**What you are asked to do**
Copy all lines that contain the word "marker".

Collected data entries:
....

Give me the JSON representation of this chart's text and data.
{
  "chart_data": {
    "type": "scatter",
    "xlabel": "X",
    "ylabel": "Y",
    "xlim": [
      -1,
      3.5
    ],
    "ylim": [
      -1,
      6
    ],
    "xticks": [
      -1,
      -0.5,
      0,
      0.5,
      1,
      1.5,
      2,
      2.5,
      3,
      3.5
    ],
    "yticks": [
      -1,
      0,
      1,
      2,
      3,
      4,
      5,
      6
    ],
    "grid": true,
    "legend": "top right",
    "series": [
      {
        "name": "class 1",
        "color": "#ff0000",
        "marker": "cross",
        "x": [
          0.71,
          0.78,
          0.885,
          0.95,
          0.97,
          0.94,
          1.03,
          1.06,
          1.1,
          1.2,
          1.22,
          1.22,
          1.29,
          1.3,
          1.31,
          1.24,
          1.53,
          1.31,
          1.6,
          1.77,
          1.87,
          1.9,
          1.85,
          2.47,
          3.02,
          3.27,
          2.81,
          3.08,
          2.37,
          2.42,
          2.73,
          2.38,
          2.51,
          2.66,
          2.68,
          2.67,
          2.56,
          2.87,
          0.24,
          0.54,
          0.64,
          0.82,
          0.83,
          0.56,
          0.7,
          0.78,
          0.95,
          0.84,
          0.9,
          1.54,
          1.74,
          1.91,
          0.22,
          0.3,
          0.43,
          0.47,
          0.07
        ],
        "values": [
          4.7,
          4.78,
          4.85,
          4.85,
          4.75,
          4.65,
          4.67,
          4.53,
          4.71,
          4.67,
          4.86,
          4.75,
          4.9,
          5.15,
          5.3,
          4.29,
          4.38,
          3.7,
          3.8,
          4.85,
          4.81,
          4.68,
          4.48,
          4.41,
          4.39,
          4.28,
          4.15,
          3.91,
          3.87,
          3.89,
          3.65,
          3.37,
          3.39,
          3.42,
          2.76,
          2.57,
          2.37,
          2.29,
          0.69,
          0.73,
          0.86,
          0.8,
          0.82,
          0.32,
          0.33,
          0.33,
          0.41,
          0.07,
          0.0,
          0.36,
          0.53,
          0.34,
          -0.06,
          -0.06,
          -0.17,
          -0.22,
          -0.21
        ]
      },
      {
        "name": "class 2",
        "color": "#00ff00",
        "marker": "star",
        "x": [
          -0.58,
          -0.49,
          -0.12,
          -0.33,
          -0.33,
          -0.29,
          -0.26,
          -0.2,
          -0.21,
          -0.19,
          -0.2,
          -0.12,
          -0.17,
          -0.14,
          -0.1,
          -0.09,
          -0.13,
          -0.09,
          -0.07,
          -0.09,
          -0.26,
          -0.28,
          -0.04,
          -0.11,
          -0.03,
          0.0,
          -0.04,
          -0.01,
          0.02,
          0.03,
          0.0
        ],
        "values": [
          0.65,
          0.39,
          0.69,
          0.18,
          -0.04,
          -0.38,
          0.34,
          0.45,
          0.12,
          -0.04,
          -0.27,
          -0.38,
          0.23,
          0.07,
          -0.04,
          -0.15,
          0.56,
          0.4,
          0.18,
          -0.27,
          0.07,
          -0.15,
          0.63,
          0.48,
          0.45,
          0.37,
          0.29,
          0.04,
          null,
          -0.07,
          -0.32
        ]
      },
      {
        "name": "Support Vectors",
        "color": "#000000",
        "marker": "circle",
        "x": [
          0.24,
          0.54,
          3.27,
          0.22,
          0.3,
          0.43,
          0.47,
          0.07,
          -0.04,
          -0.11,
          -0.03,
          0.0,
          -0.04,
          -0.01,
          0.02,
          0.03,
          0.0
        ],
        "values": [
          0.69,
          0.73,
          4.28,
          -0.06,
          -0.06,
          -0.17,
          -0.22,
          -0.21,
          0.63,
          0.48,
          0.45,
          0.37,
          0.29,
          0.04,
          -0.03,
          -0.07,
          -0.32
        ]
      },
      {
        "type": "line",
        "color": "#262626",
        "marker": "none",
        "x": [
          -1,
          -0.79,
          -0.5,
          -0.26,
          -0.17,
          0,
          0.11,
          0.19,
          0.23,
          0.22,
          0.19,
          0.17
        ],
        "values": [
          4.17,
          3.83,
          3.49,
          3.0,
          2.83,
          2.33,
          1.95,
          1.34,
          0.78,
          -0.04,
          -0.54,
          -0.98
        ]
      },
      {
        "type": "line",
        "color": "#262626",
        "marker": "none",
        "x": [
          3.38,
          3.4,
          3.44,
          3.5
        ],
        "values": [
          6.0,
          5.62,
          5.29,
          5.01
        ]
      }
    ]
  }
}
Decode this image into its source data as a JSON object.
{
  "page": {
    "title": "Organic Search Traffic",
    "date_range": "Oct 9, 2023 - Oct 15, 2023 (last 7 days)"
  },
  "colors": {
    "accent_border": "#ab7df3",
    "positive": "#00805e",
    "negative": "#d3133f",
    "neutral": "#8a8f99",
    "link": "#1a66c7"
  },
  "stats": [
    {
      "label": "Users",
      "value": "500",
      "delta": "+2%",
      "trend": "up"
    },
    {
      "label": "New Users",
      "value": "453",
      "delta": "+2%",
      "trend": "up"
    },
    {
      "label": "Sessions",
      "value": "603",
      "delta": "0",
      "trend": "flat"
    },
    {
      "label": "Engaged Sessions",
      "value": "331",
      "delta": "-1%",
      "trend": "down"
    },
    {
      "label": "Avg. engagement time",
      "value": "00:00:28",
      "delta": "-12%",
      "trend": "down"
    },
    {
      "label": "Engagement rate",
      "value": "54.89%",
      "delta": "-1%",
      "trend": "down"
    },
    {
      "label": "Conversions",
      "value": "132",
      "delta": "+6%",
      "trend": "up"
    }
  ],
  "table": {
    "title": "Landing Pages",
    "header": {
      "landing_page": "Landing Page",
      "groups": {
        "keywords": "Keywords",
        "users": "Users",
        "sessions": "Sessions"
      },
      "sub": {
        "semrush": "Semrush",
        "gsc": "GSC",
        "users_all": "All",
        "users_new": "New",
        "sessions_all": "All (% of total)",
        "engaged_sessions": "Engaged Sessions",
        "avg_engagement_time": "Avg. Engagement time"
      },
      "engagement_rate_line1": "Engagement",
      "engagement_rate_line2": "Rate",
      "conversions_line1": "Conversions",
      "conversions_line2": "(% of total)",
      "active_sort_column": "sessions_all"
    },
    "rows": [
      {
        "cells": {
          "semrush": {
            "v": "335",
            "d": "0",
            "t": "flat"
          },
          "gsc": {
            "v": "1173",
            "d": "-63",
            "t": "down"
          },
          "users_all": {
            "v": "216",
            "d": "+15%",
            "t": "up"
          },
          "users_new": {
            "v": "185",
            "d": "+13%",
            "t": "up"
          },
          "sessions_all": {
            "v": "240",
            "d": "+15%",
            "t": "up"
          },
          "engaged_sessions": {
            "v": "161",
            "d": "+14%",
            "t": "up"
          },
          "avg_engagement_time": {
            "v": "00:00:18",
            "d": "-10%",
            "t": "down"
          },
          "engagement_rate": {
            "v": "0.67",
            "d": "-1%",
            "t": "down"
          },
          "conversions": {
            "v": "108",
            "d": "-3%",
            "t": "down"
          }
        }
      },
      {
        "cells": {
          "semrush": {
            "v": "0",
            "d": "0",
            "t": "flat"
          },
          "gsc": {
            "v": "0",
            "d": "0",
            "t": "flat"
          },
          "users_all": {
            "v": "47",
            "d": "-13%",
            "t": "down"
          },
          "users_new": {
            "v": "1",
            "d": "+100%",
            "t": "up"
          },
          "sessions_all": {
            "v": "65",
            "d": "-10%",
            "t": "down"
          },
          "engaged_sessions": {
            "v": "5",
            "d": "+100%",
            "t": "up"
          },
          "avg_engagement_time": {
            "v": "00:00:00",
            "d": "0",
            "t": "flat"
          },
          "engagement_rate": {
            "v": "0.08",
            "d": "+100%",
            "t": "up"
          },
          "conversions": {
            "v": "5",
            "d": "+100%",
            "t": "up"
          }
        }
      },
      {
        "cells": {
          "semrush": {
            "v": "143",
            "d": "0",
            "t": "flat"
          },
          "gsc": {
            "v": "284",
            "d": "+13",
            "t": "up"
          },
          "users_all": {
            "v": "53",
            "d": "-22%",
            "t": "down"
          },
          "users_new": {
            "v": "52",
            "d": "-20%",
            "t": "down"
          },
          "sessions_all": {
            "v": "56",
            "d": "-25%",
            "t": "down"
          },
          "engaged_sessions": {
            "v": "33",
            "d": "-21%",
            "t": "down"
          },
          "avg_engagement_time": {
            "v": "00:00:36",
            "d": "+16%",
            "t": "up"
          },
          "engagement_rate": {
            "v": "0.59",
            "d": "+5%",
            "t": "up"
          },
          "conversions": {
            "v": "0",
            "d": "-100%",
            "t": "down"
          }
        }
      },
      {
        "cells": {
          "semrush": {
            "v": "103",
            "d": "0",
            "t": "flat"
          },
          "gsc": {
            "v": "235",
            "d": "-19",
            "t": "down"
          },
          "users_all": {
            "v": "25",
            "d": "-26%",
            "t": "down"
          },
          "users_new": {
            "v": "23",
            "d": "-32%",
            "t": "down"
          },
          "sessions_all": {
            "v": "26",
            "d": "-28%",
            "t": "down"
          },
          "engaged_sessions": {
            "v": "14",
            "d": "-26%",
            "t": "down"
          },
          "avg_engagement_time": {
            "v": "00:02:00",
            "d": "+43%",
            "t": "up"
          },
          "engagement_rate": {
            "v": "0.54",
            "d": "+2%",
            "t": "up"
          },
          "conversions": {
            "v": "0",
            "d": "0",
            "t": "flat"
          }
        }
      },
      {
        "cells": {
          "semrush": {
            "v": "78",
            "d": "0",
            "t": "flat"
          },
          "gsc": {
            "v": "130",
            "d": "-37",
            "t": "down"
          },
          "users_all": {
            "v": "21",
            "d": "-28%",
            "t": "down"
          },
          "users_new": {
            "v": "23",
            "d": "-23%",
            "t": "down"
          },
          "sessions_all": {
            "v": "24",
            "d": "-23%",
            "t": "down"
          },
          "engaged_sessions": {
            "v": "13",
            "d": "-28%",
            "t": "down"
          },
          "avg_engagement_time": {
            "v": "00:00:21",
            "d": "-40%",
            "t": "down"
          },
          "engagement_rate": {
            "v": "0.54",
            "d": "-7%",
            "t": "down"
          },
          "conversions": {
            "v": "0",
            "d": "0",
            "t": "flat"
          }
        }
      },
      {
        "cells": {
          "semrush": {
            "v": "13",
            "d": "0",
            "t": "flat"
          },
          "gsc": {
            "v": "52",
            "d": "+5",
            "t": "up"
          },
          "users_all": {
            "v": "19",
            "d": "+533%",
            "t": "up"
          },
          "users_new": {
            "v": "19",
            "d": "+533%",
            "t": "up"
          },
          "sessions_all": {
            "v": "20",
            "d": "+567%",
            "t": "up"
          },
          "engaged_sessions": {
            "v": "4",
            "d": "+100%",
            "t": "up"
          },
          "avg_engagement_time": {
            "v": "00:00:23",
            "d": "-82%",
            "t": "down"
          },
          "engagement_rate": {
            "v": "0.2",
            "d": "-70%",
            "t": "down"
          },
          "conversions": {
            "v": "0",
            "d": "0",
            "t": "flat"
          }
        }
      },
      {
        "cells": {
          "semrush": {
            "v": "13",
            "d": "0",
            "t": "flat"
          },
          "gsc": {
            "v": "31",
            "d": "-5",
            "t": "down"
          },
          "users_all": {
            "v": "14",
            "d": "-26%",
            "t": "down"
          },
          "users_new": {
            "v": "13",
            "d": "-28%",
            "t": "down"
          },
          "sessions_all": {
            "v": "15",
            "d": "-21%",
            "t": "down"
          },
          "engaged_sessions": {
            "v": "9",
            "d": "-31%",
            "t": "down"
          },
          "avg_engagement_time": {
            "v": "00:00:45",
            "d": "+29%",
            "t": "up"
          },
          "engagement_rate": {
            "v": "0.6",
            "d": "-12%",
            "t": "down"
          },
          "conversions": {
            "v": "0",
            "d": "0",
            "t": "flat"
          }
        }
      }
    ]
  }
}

....

**Answer for this exercise**
        "marker": "cross",
        "marker": "star",
        "marker": "circle",
        "marker": "none",
        "marker": "none",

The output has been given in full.